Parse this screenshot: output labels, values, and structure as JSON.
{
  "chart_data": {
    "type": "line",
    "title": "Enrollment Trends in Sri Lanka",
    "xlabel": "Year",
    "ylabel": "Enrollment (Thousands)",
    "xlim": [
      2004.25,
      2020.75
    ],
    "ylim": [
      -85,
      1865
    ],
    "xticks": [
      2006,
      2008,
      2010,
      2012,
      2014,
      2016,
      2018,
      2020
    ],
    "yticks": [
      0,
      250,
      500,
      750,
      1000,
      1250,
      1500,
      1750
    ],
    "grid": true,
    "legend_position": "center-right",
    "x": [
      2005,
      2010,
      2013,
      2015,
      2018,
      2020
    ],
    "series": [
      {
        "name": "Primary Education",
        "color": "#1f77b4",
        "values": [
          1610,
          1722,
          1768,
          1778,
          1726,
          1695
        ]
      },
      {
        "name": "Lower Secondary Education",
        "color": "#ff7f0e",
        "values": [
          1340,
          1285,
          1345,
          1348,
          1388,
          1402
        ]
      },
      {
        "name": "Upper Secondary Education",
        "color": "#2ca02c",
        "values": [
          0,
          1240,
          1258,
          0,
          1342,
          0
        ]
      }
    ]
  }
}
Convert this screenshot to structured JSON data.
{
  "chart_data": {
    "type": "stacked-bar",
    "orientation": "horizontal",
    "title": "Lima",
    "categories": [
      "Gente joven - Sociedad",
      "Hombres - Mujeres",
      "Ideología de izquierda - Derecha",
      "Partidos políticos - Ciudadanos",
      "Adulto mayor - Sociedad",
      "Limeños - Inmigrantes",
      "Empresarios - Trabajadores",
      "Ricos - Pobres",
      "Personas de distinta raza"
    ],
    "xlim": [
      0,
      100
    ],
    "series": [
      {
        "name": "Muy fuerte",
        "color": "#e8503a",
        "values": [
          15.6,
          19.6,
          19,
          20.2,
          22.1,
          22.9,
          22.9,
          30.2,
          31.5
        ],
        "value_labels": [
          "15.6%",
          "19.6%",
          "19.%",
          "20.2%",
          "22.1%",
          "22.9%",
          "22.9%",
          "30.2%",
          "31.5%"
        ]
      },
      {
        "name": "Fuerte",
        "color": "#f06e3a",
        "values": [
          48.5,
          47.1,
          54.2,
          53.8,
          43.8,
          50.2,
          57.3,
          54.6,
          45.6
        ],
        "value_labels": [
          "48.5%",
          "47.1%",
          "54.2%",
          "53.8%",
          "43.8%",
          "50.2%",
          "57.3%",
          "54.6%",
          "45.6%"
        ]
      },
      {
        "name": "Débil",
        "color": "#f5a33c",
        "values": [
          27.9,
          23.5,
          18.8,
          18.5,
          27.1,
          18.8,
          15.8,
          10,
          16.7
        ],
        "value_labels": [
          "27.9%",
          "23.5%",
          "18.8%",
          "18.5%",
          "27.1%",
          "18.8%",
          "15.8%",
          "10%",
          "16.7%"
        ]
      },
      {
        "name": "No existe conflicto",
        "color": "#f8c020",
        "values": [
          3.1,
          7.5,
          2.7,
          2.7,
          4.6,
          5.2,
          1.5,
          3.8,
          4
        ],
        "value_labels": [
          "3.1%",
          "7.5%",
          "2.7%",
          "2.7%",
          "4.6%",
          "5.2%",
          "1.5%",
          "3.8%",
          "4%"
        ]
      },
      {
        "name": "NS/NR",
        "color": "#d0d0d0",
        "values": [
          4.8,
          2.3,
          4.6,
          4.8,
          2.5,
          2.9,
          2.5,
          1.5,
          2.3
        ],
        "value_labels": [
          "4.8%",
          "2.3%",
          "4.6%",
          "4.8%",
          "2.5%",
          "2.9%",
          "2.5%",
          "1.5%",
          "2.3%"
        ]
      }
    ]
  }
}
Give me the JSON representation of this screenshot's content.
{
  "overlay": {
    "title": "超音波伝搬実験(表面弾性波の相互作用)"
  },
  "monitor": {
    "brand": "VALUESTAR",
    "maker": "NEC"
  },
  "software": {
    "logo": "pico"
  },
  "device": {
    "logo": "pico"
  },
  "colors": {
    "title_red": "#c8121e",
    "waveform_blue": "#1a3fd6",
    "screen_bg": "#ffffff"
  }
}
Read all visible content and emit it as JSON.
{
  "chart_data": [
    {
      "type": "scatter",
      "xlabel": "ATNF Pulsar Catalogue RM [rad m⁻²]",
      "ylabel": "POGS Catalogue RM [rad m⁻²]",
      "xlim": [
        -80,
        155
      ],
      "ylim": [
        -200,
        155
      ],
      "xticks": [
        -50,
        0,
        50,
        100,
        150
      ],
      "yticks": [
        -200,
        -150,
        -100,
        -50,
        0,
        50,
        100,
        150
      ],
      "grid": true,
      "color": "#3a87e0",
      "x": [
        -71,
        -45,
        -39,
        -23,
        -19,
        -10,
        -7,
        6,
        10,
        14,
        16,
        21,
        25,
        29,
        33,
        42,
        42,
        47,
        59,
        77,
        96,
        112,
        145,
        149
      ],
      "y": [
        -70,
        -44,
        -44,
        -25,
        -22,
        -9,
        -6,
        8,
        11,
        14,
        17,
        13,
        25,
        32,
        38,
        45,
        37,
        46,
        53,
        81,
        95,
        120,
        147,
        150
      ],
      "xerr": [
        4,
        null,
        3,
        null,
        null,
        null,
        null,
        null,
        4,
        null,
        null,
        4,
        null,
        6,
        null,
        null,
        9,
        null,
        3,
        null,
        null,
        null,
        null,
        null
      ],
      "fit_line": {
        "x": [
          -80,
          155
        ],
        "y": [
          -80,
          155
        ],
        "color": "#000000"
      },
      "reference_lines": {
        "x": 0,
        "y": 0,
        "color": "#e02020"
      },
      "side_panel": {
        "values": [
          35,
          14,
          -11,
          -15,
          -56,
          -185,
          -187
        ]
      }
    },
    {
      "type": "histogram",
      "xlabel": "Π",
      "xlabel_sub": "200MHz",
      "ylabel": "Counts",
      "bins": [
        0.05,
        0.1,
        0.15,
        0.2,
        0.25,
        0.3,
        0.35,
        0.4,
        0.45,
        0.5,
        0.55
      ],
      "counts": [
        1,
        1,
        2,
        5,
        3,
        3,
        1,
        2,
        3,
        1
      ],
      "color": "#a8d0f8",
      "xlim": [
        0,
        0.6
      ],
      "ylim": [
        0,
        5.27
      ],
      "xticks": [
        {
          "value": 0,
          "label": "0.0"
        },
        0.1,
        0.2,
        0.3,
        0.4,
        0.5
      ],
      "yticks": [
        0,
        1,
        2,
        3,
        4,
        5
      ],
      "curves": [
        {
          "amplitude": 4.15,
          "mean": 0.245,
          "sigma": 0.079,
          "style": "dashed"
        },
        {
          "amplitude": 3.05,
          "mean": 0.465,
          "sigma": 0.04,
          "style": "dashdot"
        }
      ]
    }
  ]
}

# # # # #

## Exercise requirements
The data above must be returned in full, exactly as written.

## Task answer
Parse this screenshot: output labels, values, and structure as JSON.
{
  "chart_data": {
    "type": "line",
    "title": "Enrollment Trends in Sri Lanka",
    "xlabel": "Year",
    "ylabel": "Enrollment (Thousands)",
    "xlim": [
      2004.25,
      2020.75
    ],
    "ylim": [
      -85,
      1865
    ],
    "xticks": [
      2006,
      2008,
      2010,
      2012,
      2014,
      2016,
      2018,
      2020
    ],
    "yticks": [
      0,
      250,
      500,
      750,
      1000,
      1250,
      1500,
      1750
    ],
    "grid": true,
    "legend_position": "center-right",
    "x": [
      2005,
      2010,
      2013,
      2015,
      2018,
      2020
    ],
    "series": [
      {
        "name": "Primary Education",
        "color": "#1f77b4",
        "values": [
          1610,
          1722,
          1768,
          1778,
          1726,
          1695
        ]
      },
      {
        "name": "Lower Secondary Education",
        "color": "#ff7f0e",
        "values": [
          1340,
          1285,
          1345,
          1348,
          1388,
          1402
        ]
      },
      {
        "name": "Upper Secondary Education",
        "color": "#2ca02c",
        "values": [
          0,
          1240,
          1258,
          0,
          1342,
          0
        ]
      }
    ]
  }
}
Convert this screenshot to structured JSON data.
{
  "chart_data": {
    "type": "stacked-bar",
    "orientation": "horizontal",
    "title": "Lima",
    "categories": [
      "Gente joven - Sociedad",
      "Hombres - Mujeres",
      "Ideología de izquierda - Derecha",
      "Partidos políticos - Ciudadanos",
      "Adulto mayor - Sociedad",
      "Limeños - Inmigrantes",
      "Empresarios - Trabajadores",
      "Ricos - Pobres",
      "Personas de distinta raza"
    ],
    "xlim": [
      0,
      100
    ],
    "series": [
      {
        "name": "Muy fuerte",
        "color": "#e8503a",
        "values": [
          15.6,
          19.6,
          19,
          20.2,
          22.1,
          22.9,
          22.9,
          30.2,
          31.5
        ],
        "value_labels": [
          "15.6%",
          "19.6%",
          "19.%",
          "20.2%",
          "22.1%",
          "22.9%",
          "22.9%",
          "30.2%",
          "31.5%"
        ]
      },
      {
        "name": "Fuerte",
        "color": "#f06e3a",
        "values": [
          48.5,
          47.1,
          54.2,
          53.8,
          43.8,
          50.2,
          57.3,
          54.6,
          45.6
        ],
        "value_labels": [
          "48.5%",
          "47.1%",
          "54.2%",
          "53.8%",
          "43.8%",
          "50.2%",
          "57.3%",
          "54.6%",
          "45.6%"
        ]
      },
      {
        "name": "Débil",
        "color": "#f5a33c",
        "values": [
          27.9,
          23.5,
          18.8,
          18.5,
          27.1,
          18.8,
          15.8,
          10,
          16.7
        ],
        "value_labels": [
          "27.9%",
          "23.5%",
          "18.8%",
          "18.5%",
          "27.1%",
          "18.8%",
          "15.8%",
          "10%",
          "16.7%"
        ]
      },
      {
        "name": "No existe conflicto",
        "color": "#f8c020",
        "values": [
          3.1,
          7.5,
          2.7,
          2.7,
          4.6,
          5.2,
          1.5,
          3.8,
          4
        ],
        "value_labels": [
          "3.1%",
          "7.5%",
          "2.7%",
          "2.7%",
          "4.6%",
          "5.2%",
          "1.5%",
          "3.8%",
          "4%"
        ]
      },
      {
        "name": "NS/NR",
        "color": "#d0d0d0",
        "values": [
          4.8,
          2.3,
          4.6,
          4.8,
          2.5,
          2.9,
          2.5,
          1.5,
          2.3
        ],
        "value_labels": [
          "4.8%",
          "2.3%",
          "4.6%",
          "4.8%",
          "2.5%",
          "2.9%",
          "2.5%",
          "1.5%",
          "2.3%"
        ]
      }
    ]
  }
}
Give me the JSON representation of this screenshot's content.
{
  "overlay": {
    "title": "超音波伝搬実験(表面弾性波の相互作用)"
  },
  "monitor": {
    "brand": "VALUESTAR",
    "maker": "NEC"
  },
  "software": {
    "logo": "pico"
  },
  "device": {
    "logo": "pico"
  },
  "colors": {
    "title_red": "#c8121e",
    "waveform_blue": "#1a3fd6",
    "screen_bg": "#ffffff"
  }
}
Read all visible content and emit it as JSON.
{
  "chart_data": [
    {
      "type": "scatter",
      "xlabel": "ATNF Pulsar Catalogue RM [rad m⁻²]",
      "ylabel": "POGS Catalogue RM [rad m⁻²]",
      "xlim": [
        -80,
        155
      ],
      "ylim": [
        -200,
        155
      ],
      "xticks": [
        -50,
        0,
        50,
        100,
        150
      ],
      "yticks": [
        -200,
        -150,
        -100,
        -50,
        0,
        50,
        100,
        150
      ],
      "grid": true,
      "color": "#3a87e0",
      "x": [
        -71,
        -45,
        -39,
        -23,
        -19,
        -10,
        -7,
        6,
        10,
        14,
        16,
        21,
        25,
        29,
        33,
        42,
        42,
        47,
        59,
        77,
        96,
        112,
        145,
        149
      ],
      "y": [
        -70,
        -44,
        -44,
        -25,
        -22,
        -9,
        -6,
        8,
        11,
        14,
        17,
        13,
        25,
        32,
        38,
        45,
        37,
        46,
        53,
        81,
        95,
        120,
        147,
        150
      ],
      "xerr": [
        4,
        null,
        3,
        null,
        null,
        null,
        null,
        null,
        4,
        null,
        null,
        4,
        null,
        6,
        null,
        null,
        9,
        null,
        3,
        null,
        null,
        null,
        null,
        null
      ],
      "fit_line": {
        "x": [
          -80,
          155
        ],
        "y": [
          -80,
          155
        ],
        "color": "#000000"
      },
      "reference_lines": {
        "x": 0,
        "y": 0,
        "color": "#e02020"
      },
      "side_panel": {
        "values": [
          35,
          14,
          -11,
          -15,
          -56,
          -185,
          -187
        ]
      }
    },
    {
      "type": "histogram",
      "xlabel": "Π",
      "xlabel_sub": "200MHz",
      "ylabel": "Counts",
      "bins": [
        0.05,
        0.1,
        0.15,
        0.2,
        0.25,
        0.3,
        0.35,
        0.4,
        0.45,
        0.5,
        0.55
      ],
      "counts": [
        1,
        1,
        2,
        5,
        3,
        3,
        1,
        2,
        3,
        1
      ],
      "color": "#a8d0f8",
      "xlim": [
        0,
        0.6
      ],
      "ylim": [
        0,
        5.27
      ],
      "xticks": [
        {
          "value": 0,
          "label": "0.0"
        },
        0.1,
        0.2,
        0.3,
        0.4,
        0.5
      ],
      "yticks": [
        0,
        1,
        2,
        3,
        4,
        5
      ],
      "curves": [
        {
          "amplitude": 4.15,
          "mean": 0.245,
          "sigma": 0.079,
          "style": "dashed"
        },
        {
          "amplitude": 3.05,
          "mean": 0.465,
          "sigma": 0.04,
          "style": "dashdot"
        }
      ]
    }
  ]
}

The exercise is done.